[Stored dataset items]
+ + + + + + +
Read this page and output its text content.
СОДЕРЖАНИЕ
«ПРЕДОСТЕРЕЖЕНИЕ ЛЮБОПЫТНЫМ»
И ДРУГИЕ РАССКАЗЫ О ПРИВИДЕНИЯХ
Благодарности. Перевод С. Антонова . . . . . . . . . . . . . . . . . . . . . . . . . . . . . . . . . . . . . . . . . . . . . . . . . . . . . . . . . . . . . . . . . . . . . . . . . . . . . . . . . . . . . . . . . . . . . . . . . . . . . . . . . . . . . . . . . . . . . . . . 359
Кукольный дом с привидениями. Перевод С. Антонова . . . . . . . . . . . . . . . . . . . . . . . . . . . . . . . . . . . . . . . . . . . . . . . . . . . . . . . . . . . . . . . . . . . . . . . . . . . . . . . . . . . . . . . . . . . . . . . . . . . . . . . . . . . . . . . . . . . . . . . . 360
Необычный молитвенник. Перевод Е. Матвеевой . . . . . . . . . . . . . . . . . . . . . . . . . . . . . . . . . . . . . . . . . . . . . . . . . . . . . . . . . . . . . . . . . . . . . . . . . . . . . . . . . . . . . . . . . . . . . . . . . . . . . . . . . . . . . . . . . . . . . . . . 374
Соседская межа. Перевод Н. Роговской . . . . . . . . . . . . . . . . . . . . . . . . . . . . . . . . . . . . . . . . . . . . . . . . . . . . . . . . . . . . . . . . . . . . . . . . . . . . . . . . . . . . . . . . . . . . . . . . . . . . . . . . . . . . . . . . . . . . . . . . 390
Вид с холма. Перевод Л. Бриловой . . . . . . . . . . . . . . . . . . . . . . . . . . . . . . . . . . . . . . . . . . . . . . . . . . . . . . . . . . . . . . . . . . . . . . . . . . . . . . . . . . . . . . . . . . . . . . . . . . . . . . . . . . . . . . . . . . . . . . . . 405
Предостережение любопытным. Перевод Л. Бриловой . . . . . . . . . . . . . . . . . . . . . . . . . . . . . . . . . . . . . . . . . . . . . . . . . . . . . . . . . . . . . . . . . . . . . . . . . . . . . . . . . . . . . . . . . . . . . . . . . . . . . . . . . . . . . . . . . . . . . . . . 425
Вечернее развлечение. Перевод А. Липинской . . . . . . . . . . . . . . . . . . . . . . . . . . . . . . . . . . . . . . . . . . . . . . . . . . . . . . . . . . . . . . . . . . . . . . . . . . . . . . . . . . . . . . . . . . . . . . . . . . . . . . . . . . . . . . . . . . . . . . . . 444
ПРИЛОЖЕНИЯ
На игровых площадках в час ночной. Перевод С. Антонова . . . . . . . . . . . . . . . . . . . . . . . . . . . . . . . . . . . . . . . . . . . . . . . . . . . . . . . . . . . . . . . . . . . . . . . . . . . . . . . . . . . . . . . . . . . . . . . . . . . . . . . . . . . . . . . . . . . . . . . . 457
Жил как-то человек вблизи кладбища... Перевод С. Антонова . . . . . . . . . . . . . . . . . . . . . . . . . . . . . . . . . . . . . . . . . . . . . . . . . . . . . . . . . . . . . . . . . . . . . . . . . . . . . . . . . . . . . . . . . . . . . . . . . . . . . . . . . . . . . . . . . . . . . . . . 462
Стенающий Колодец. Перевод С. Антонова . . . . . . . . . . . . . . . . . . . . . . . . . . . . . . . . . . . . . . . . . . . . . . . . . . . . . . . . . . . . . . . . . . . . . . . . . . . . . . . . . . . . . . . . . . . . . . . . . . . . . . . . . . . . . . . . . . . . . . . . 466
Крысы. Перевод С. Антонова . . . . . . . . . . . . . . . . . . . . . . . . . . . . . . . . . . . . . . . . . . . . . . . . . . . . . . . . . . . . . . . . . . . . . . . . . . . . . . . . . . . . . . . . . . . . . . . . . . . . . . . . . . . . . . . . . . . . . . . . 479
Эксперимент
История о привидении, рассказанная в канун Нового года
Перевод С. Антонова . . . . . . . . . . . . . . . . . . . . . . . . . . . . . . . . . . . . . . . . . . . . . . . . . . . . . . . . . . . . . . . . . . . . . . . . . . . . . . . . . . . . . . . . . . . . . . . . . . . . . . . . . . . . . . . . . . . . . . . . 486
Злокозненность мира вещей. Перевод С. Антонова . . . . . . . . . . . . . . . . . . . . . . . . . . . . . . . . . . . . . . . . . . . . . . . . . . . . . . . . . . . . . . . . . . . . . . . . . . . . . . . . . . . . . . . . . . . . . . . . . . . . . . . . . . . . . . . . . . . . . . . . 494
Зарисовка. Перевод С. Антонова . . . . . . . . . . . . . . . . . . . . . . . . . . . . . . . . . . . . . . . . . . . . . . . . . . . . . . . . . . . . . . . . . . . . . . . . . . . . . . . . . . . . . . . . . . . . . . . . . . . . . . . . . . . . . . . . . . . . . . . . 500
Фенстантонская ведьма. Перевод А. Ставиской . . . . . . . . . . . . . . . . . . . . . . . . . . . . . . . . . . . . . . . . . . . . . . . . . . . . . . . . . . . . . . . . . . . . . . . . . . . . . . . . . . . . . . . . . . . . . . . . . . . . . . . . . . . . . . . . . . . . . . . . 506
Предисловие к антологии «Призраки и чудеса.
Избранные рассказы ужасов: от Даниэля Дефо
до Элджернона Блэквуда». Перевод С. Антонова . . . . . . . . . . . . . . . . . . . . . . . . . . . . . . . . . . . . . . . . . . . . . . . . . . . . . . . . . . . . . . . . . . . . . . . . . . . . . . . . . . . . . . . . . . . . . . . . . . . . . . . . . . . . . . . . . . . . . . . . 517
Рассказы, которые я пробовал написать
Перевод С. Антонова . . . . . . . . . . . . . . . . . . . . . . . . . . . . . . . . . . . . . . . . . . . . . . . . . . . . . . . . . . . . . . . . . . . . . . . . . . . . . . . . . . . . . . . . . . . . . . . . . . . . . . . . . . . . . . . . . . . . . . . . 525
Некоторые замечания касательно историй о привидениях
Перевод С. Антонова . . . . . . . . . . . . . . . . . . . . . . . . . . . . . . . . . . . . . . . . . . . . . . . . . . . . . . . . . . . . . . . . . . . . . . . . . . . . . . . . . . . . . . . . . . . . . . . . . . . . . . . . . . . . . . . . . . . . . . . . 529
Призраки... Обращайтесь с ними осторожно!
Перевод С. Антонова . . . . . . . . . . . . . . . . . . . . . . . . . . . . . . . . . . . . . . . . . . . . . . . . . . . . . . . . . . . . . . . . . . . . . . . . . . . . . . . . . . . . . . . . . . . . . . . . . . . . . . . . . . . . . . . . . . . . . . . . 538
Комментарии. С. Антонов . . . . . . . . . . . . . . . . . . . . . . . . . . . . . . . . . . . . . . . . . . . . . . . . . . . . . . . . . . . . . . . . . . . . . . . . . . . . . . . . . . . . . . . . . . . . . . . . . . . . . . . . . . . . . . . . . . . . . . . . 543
+ + + + + + +
Work instructions
All lines above with "Бриловой" in them should be returned.

Correct output
Вид с холма. Перевод Л. Бриловой . . . . . . . . . . . . . . . . . . . . . . . . . . . . . . . . . . . . . . . . . . . . . . . . . . . . . . . . . . . . . . . . . . . . . . . . . . . . . . . . . . . . . . . . . . . . . . . . . . . . . . . . . . . . . . . . . . . . . . . . 405
Предостережение любопытным. Перевод Л. Бриловой . . . . . . . . . . . . . . . . . . . . . . . . . . . . . . . . . . . . . . . . . . . . . . . . . . . . . . . . . . . . . . . . . . . . . . . . . . . . . . . . . . . . . . . . . . . . . . . . . . . . . . . . . . . . . . . . . . . . . . . . 425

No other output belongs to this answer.